DATASET EXCERPTS:
--- START ---

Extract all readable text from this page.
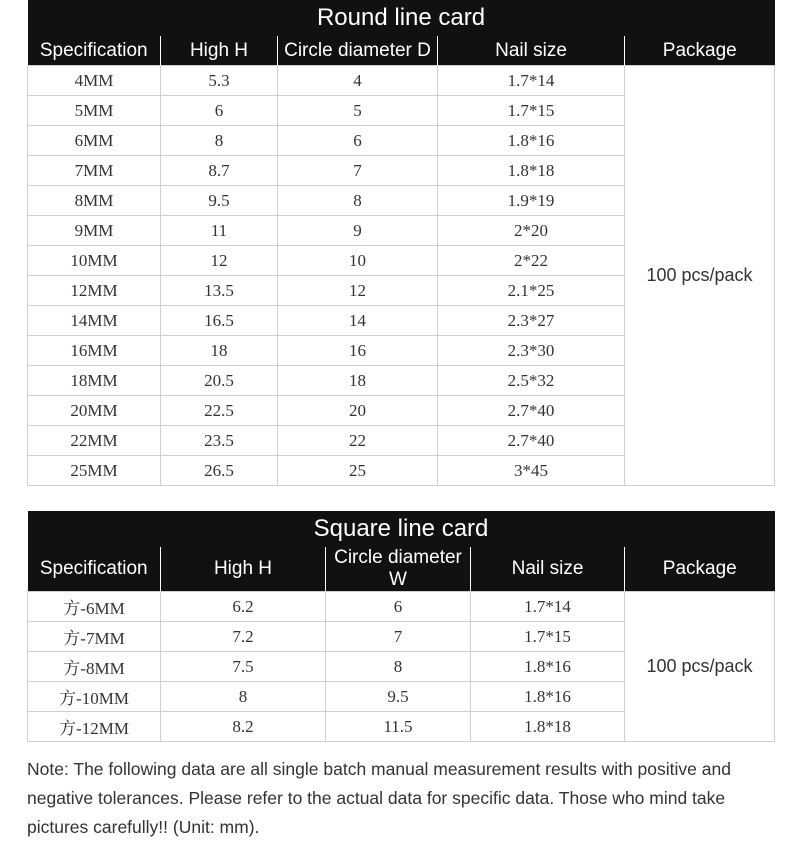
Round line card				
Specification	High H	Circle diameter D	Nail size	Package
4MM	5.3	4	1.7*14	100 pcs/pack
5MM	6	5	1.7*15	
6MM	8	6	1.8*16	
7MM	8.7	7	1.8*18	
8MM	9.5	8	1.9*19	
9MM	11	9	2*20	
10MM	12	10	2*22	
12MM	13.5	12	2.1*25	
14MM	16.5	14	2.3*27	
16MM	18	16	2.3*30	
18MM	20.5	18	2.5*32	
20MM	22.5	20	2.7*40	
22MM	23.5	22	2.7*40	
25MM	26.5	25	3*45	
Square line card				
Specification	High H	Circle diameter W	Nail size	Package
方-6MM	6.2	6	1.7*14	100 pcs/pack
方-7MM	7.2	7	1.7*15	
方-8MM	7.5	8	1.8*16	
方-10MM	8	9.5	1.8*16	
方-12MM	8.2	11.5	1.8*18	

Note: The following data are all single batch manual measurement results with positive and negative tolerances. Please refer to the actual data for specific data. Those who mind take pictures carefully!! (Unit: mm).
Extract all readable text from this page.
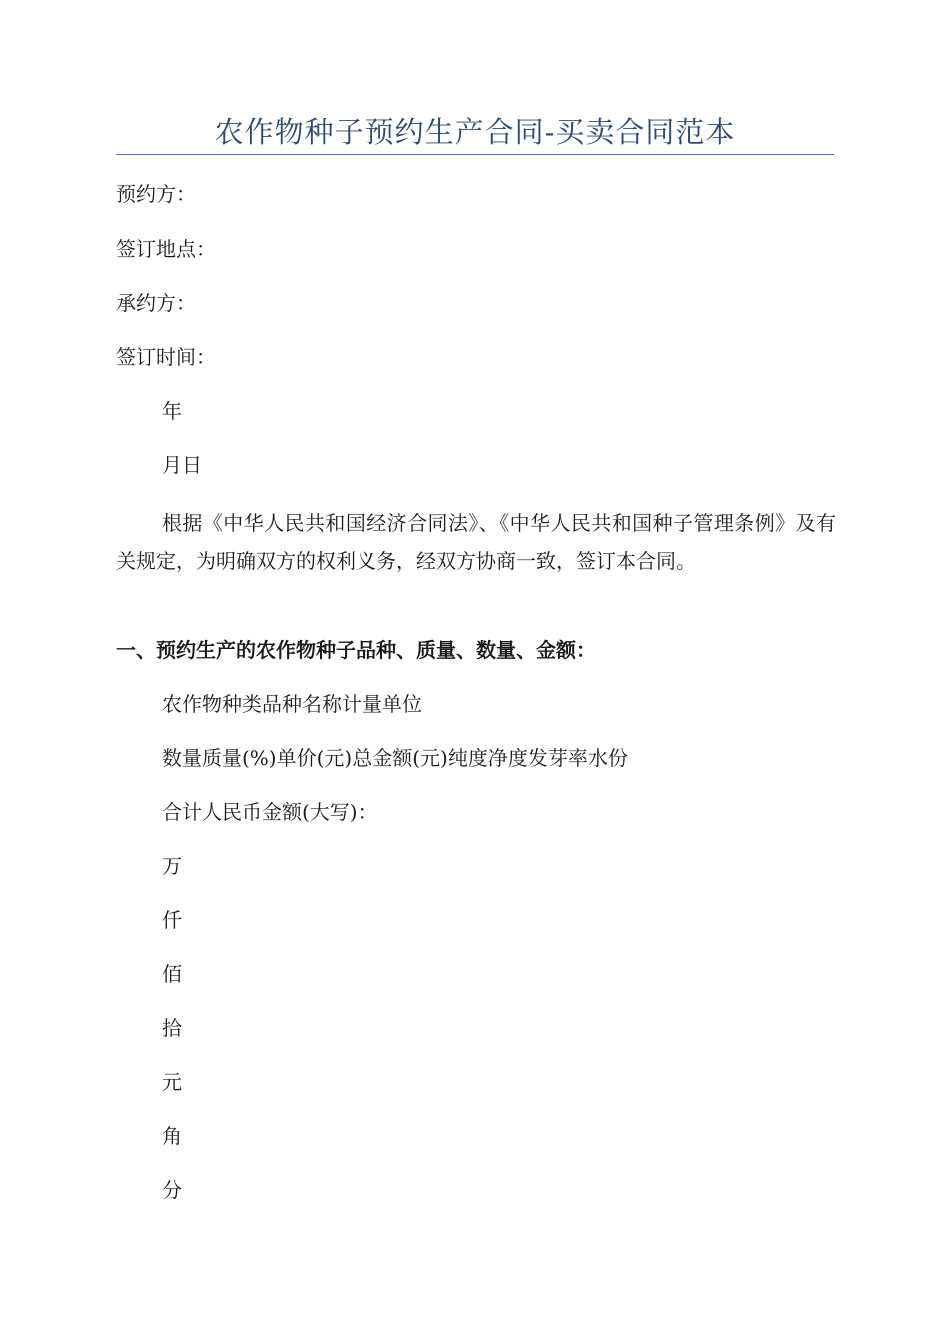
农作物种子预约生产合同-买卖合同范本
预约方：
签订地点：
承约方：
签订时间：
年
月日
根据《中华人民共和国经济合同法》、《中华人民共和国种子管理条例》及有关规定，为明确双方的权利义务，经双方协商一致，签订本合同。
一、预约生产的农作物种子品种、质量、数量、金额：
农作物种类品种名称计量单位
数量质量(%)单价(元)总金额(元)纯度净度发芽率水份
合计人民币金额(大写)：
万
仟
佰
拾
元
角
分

--- END ---

THE PROBLEM: Please write out all of the material above without changing a word, and omit any pictures.

OUTPUT:
Extract all readable text from this page.
Round line card				
Specification	High H	Circle diameter D	Nail size	Package
4MM	5.3	4	1.7*14	100 pcs/pack
5MM	6	5	1.7*15	
6MM	8	6	1.8*16	
7MM	8.7	7	1.8*18	
8MM	9.5	8	1.9*19	
9MM	11	9	2*20	
10MM	12	10	2*22	
12MM	13.5	12	2.1*25	
14MM	16.5	14	2.3*27	
16MM	18	16	2.3*30	
18MM	20.5	18	2.5*32	
20MM	22.5	20	2.7*40	
22MM	23.5	22	2.7*40	
25MM	26.5	25	3*45	
Square line card				
Specification	High H	Circle diameter W	Nail size	Package
方-6MM	6.2	6	1.7*14	100 pcs/pack
方-7MM	7.2	7	1.7*15	
方-8MM	7.5	8	1.8*16	
方-10MM	8	9.5	1.8*16	
方-12MM	8.2	11.5	1.8*18	

Note: The following data are all single batch manual measurement results with positive and negative tolerances. Please refer to the actual data for specific data. Those who mind take pictures carefully!! (Unit: mm).
Extract all readable text from this page.
农作物种子预约生产合同-买卖合同范本
预约方：
签订地点：
承约方：
签订时间：
年
月日
根据《中华人民共和国经济合同法》、《中华人民共和国种子管理条例》及有关规定，为明确双方的权利义务，经双方协商一致，签订本合同。
一、预约生产的农作物种子品种、质量、数量、金额：
农作物种类品种名称计量单位
数量质量(%)单价(元)总金额(元)纯度净度发芽率水份
合计人民币金额(大写)：
万
仟
佰
拾
元
角
分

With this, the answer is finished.